Job :: Omit all pictures, then retype the data exactly as given.

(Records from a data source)
---*---
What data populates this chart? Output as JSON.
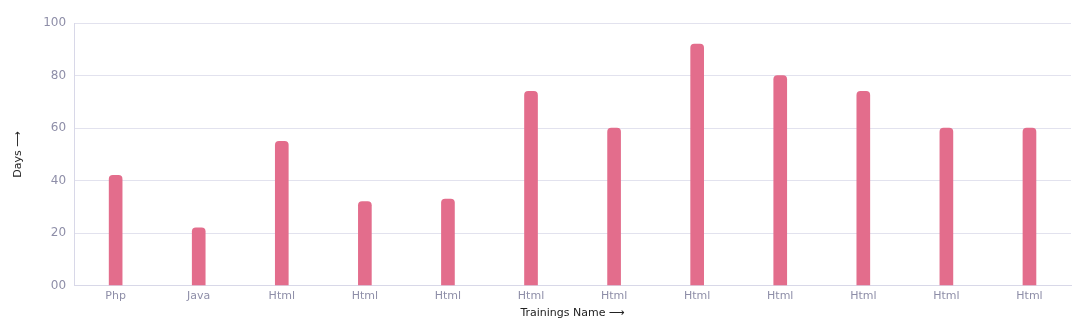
{
  "chart_data": {
    "type": "bar",
    "xlabel": "Trainings Name ⟶",
    "ylabel": "Days ⟶",
    "categories": [
      "Php",
      "Java",
      "Html",
      "Html",
      "Html",
      "Html",
      "Html",
      "Html",
      "Html",
      "Html",
      "Html",
      "Html"
    ],
    "values": [
      42,
      22,
      55,
      32,
      33,
      74,
      60,
      92,
      80,
      74,
      60,
      60
    ],
    "color": "#e36d8c",
    "ylim": [
      0,
      100
    ],
    "yticks": [
      {
        "value": 0,
        "label": "00"
      },
      20,
      40,
      60,
      80,
      100
    ],
    "grid": "y"
  }
}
---*---
Solution below ::
What data populates this chart? Output as JSON.
{
  "chart_data": {
    "type": "bar",
    "xlabel": "Trainings Name ⟶",
    "ylabel": "Days ⟶",
    "categories": [
      "Php",
      "Java",
      "Html",
      "Html",
      "Html",
      "Html",
      "Html",
      "Html",
      "Html",
      "Html",
      "Html",
      "Html"
    ],
    "values": [
      42,
      22,
      55,
      32,
      33,
      74,
      60,
      92,
      80,
      74,
      60,
      60
    ],
    "color": "#e36d8c",
    "ylim": [
      0,
      100
    ],
    "yticks": [
      {
        "value": 0,
        "label": "00"
      },
      20,
      40,
      60,
      80,
      100
    ],
    "grid": "y"
  }
}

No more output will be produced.